Entries shown
• • •

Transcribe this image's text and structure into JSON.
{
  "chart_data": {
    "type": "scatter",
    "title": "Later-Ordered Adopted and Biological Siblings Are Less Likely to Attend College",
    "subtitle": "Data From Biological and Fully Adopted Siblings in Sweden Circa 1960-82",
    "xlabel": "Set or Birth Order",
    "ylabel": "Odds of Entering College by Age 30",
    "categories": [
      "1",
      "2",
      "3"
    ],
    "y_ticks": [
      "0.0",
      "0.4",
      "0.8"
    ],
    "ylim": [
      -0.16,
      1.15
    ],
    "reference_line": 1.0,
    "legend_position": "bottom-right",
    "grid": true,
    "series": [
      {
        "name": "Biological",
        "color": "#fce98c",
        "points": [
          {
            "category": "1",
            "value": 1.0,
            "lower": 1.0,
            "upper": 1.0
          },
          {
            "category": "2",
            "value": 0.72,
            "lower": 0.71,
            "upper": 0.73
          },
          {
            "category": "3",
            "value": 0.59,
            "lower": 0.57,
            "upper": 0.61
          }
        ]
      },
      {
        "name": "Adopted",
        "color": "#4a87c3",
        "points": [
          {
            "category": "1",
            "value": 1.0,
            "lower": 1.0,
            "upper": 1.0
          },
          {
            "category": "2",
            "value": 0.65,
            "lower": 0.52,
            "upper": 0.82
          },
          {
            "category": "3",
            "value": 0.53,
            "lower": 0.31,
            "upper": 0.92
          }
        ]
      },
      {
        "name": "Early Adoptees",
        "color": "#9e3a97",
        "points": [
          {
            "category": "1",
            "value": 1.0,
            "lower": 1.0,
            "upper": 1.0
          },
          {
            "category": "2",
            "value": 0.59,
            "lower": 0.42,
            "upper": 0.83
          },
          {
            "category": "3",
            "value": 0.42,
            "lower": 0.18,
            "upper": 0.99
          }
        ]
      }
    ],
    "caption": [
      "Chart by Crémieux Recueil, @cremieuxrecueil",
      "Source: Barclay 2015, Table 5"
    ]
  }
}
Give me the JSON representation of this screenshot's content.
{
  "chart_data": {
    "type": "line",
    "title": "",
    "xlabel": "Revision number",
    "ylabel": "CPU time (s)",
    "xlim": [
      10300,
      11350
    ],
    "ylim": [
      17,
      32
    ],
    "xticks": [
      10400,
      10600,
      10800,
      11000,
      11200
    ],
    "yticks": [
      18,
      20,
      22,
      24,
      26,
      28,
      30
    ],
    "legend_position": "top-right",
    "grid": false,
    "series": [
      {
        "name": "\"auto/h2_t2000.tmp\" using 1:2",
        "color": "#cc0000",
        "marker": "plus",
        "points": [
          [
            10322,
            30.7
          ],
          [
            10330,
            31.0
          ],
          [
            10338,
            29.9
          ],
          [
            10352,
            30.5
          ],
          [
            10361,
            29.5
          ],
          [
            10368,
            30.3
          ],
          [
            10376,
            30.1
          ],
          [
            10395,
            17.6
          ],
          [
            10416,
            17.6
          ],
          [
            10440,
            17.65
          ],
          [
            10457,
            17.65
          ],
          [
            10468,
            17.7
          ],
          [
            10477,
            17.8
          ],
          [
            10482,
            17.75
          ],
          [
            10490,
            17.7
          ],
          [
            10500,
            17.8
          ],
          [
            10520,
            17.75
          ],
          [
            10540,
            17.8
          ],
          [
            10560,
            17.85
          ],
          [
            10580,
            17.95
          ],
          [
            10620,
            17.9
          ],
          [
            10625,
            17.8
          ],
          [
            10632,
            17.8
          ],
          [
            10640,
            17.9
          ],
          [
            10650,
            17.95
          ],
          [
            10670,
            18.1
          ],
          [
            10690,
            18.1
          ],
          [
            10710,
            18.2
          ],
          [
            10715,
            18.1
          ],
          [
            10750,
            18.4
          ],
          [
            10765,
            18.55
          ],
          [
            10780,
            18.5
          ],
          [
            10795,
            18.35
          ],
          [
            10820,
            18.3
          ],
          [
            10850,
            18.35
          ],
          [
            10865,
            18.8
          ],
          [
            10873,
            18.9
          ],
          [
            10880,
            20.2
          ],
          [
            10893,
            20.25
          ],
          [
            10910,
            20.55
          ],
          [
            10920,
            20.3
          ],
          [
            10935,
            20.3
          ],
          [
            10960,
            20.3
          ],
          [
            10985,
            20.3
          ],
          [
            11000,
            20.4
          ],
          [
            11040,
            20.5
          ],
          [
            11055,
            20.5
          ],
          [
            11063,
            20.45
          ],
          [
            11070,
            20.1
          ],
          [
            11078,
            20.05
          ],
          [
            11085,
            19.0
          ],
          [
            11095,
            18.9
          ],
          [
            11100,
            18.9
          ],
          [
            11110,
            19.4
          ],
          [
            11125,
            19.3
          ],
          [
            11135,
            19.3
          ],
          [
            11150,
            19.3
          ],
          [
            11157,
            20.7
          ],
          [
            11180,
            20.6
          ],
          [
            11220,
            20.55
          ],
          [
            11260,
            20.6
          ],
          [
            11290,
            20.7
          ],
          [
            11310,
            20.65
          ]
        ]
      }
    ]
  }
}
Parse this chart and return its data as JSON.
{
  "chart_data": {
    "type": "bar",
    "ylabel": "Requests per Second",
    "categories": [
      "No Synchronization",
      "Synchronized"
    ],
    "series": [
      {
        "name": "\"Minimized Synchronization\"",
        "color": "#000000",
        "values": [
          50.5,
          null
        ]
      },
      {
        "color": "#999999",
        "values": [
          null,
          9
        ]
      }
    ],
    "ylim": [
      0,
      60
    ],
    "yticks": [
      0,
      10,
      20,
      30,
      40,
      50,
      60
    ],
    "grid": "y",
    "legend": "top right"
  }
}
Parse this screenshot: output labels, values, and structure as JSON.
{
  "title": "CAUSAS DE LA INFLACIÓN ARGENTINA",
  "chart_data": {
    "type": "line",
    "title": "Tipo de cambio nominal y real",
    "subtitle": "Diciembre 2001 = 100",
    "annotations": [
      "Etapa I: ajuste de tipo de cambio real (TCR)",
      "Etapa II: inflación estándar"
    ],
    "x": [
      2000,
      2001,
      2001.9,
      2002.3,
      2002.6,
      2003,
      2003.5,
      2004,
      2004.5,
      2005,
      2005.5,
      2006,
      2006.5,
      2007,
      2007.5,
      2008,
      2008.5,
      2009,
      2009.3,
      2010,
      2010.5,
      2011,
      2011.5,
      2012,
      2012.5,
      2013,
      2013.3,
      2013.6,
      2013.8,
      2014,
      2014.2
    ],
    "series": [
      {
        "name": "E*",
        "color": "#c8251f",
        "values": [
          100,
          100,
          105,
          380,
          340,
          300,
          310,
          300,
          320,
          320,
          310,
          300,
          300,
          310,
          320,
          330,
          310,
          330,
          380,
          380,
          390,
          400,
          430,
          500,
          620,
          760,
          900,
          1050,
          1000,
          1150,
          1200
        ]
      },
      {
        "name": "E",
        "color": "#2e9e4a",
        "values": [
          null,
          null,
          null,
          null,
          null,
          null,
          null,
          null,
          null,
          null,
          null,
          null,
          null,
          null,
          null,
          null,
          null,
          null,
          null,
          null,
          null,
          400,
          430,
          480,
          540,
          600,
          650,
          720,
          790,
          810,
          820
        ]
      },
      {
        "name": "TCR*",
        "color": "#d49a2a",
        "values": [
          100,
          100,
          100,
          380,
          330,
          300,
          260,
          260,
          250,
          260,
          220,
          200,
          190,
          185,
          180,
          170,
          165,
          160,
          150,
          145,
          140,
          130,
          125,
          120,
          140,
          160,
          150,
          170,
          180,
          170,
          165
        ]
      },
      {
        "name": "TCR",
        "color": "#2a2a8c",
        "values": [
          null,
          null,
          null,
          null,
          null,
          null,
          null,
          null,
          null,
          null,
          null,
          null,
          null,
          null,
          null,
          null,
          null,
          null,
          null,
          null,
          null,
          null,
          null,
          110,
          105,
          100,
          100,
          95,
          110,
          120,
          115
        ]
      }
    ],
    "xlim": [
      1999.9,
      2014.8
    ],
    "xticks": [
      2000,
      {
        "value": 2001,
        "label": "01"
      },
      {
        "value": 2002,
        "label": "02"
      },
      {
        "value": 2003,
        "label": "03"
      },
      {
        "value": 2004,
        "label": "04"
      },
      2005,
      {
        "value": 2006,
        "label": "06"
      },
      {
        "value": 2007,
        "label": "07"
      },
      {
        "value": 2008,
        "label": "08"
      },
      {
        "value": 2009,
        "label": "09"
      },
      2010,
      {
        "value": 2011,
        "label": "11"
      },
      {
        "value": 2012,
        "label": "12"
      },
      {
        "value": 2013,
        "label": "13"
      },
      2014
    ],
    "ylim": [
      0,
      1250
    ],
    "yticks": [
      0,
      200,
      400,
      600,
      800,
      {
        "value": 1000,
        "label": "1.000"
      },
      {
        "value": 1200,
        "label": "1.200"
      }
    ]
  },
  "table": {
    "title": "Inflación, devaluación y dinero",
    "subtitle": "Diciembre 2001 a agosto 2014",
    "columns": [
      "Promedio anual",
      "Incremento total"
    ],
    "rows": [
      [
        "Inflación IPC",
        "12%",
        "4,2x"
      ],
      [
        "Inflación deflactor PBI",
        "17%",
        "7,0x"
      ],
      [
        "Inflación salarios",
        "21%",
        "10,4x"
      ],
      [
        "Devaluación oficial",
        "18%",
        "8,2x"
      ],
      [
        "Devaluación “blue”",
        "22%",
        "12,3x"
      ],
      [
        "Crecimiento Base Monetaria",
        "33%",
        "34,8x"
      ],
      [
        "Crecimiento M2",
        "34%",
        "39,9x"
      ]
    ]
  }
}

• • •

Instructions for the task
Using the records above, list each line that includes "subtitle".

Output of the task
    "subtitle": "Data From Biological and Fully Adopted Siblings in Sweden Circa 1960-82",
    "subtitle": "Diciembre 2001 = 100",
    "subtitle": "Diciembre 2001 a agosto 2014",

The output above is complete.